STATED PROBLEM:
Transcribe all of the records precisely as they are presented.

MATERIAL SUPPLIED:

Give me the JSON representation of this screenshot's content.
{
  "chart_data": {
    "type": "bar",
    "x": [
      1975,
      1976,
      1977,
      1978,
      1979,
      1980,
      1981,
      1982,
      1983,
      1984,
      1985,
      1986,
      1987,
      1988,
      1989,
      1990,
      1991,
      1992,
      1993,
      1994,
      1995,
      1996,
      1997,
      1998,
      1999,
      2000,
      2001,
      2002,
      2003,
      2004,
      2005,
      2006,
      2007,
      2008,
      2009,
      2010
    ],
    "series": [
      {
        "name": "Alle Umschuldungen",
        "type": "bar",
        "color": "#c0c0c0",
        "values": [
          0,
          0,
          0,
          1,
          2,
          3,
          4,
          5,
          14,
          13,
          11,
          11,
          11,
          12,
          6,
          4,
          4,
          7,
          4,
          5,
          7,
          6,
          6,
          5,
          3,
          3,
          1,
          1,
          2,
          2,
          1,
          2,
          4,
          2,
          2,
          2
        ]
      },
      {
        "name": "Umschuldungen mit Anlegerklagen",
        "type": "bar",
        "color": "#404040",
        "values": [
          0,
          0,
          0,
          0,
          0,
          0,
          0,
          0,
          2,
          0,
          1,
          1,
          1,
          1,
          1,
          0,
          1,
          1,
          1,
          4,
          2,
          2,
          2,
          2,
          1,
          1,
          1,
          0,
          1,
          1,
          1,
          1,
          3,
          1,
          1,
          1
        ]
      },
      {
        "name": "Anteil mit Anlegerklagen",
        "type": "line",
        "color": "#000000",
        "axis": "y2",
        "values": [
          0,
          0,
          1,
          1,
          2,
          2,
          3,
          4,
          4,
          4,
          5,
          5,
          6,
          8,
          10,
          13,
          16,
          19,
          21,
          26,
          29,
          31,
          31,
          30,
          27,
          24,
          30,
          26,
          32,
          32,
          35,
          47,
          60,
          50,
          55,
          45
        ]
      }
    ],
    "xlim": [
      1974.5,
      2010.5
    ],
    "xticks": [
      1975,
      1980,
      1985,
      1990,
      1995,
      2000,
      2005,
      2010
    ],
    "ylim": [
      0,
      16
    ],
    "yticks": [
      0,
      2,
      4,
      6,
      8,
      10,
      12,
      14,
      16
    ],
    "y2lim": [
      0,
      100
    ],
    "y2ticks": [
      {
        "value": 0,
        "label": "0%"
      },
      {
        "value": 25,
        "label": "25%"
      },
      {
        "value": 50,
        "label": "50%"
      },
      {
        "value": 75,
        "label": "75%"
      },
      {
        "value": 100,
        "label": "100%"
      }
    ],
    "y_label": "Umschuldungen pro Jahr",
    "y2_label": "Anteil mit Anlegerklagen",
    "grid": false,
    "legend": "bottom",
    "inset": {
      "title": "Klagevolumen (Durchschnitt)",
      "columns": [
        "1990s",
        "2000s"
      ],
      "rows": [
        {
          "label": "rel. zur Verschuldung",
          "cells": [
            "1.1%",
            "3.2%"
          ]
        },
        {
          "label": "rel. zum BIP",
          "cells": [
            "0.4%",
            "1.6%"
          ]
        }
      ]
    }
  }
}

EXERCISE OUTPUT:
Give me the JSON representation of this screenshot's content.
{
  "chart_data": {
    "type": "bar",
    "x": [
      1975,
      1976,
      1977,
      1978,
      1979,
      1980,
      1981,
      1982,
      1983,
      1984,
      1985,
      1986,
      1987,
      1988,
      1989,
      1990,
      1991,
      1992,
      1993,
      1994,
      1995,
      1996,
      1997,
      1998,
      1999,
      2000,
      2001,
      2002,
      2003,
      2004,
      2005,
      2006,
      2007,
      2008,
      2009,
      2010
    ],
    "series": [
      {
        "name": "Alle Umschuldungen",
        "type": "bar",
        "color": "#c0c0c0",
        "values": [
          0,
          0,
          0,
          1,
          2,
          3,
          4,
          5,
          14,
          13,
          11,
          11,
          11,
          12,
          6,
          4,
          4,
          7,
          4,
          5,
          7,
          6,
          6,
          5,
          3,
          3,
          1,
          1,
          2,
          2,
          1,
          2,
          4,
          2,
          2,
          2
        ]
      },
      {
        "name": "Umschuldungen mit Anlegerklagen",
        "type": "bar",
        "color": "#404040",
        "values": [
          0,
          0,
          0,
          0,
          0,
          0,
          0,
          0,
          2,
          0,
          1,
          1,
          1,
          1,
          1,
          0,
          1,
          1,
          1,
          4,
          2,
          2,
          2,
          2,
          1,
          1,
          1,
          0,
          1,
          1,
          1,
          1,
          3,
          1,
          1,
          1
        ]
      },
      {
        "name": "Anteil mit Anlegerklagen",
        "type": "line",
        "color": "#000000",
        "axis": "y2",
        "values": [
          0,
          0,
          1,
          1,
          2,
          2,
          3,
          4,
          4,
          4,
          5,
          5,
          6,
          8,
          10,
          13,
          16,
          19,
          21,
          26,
          29,
          31,
          31,
          30,
          27,
          24,
          30,
          26,
          32,
          32,
          35,
          47,
          60,
          50,
          55,
          45
        ]
      }
    ],
    "xlim": [
      1974.5,
      2010.5
    ],
    "xticks": [
      1975,
      1980,
      1985,
      1990,
      1995,
      2000,
      2005,
      2010
    ],
    "ylim": [
      0,
      16
    ],
    "yticks": [
      0,
      2,
      4,
      6,
      8,
      10,
      12,
      14,
      16
    ],
    "y2lim": [
      0,
      100
    ],
    "y2ticks": [
      {
        "value": 0,
        "label": "0%"
      },
      {
        "value": 25,
        "label": "25%"
      },
      {
        "value": 50,
        "label": "50%"
      },
      {
        "value": 75,
        "label": "75%"
      },
      {
        "value": 100,
        "label": "100%"
      }
    ],
    "y_label": "Umschuldungen pro Jahr",
    "y2_label": "Anteil mit Anlegerklagen",
    "grid": false,
    "legend": "bottom",
    "inset": {
      "title": "Klagevolumen (Durchschnitt)",
      "columns": [
        "1990s",
        "2000s"
      ],
      "rows": [
        {
          "label": "rel. zur Verschuldung",
          "cells": [
            "1.1%",
            "3.2%"
          ]
        },
        {
          "label": "rel. zum BIP",
          "cells": [
            "0.4%",
            "1.6%"
          ]
        }
      ]
    }
  }
}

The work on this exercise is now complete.